Data entries —
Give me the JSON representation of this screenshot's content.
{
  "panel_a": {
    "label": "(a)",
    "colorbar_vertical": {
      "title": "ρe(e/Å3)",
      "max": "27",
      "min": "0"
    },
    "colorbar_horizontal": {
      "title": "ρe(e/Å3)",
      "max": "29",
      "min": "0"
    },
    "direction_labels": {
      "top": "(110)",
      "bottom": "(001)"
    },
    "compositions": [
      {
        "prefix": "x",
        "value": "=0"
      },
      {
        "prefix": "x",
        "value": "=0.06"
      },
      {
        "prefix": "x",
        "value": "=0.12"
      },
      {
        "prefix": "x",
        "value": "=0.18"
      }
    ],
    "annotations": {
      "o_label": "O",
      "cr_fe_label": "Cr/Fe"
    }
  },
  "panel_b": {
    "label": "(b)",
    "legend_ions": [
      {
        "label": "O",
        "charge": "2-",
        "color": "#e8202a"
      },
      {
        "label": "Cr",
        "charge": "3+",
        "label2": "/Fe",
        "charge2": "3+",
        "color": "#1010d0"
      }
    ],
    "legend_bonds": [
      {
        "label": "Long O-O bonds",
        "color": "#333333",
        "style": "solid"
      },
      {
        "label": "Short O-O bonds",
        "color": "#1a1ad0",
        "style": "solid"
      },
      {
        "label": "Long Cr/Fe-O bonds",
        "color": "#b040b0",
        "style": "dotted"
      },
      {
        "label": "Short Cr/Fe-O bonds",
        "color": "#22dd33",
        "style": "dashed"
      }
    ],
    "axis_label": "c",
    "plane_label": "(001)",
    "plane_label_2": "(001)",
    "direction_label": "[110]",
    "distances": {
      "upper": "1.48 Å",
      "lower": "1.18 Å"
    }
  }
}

Task description — Return each entry from the material above exactly as it appears.

Final answer —
Give me the JSON representation of this screenshot's content.
{
  "panel_a": {
    "label": "(a)",
    "colorbar_vertical": {
      "title": "ρe(e/Å3)",
      "max": "27",
      "min": "0"
    },
    "colorbar_horizontal": {
      "title": "ρe(e/Å3)",
      "max": "29",
      "min": "0"
    },
    "direction_labels": {
      "top": "(110)",
      "bottom": "(001)"
    },
    "compositions": [
      {
        "prefix": "x",
        "value": "=0"
      },
      {
        "prefix": "x",
        "value": "=0.06"
      },
      {
        "prefix": "x",
        "value": "=0.12"
      },
      {
        "prefix": "x",
        "value": "=0.18"
      }
    ],
    "annotations": {
      "o_label": "O",
      "cr_fe_label": "Cr/Fe"
    }
  },
  "panel_b": {
    "label": "(b)",
    "legend_ions": [
      {
        "label": "O",
        "charge": "2-",
        "color": "#e8202a"
      },
      {
        "label": "Cr",
        "charge": "3+",
        "label2": "/Fe",
        "charge2": "3+",
        "color": "#1010d0"
      }
    ],
    "legend_bonds": [
      {
        "label": "Long O-O bonds",
        "color": "#333333",
        "style": "solid"
      },
      {
        "label": "Short O-O bonds",
        "color": "#1a1ad0",
        "style": "solid"
      },
      {
        "label": "Long Cr/Fe-O bonds",
        "color": "#b040b0",
        "style": "dotted"
      },
      {
        "label": "Short Cr/Fe-O bonds",
        "color": "#22dd33",
        "style": "dashed"
      }
    ],
    "axis_label": "c",
    "plane_label": "(001)",
    "plane_label_2": "(001)",
    "direction_label": "[110]",
    "distances": {
      "upper": "1.48 Å",
      "lower": "1.18 Å"
    }
  }
}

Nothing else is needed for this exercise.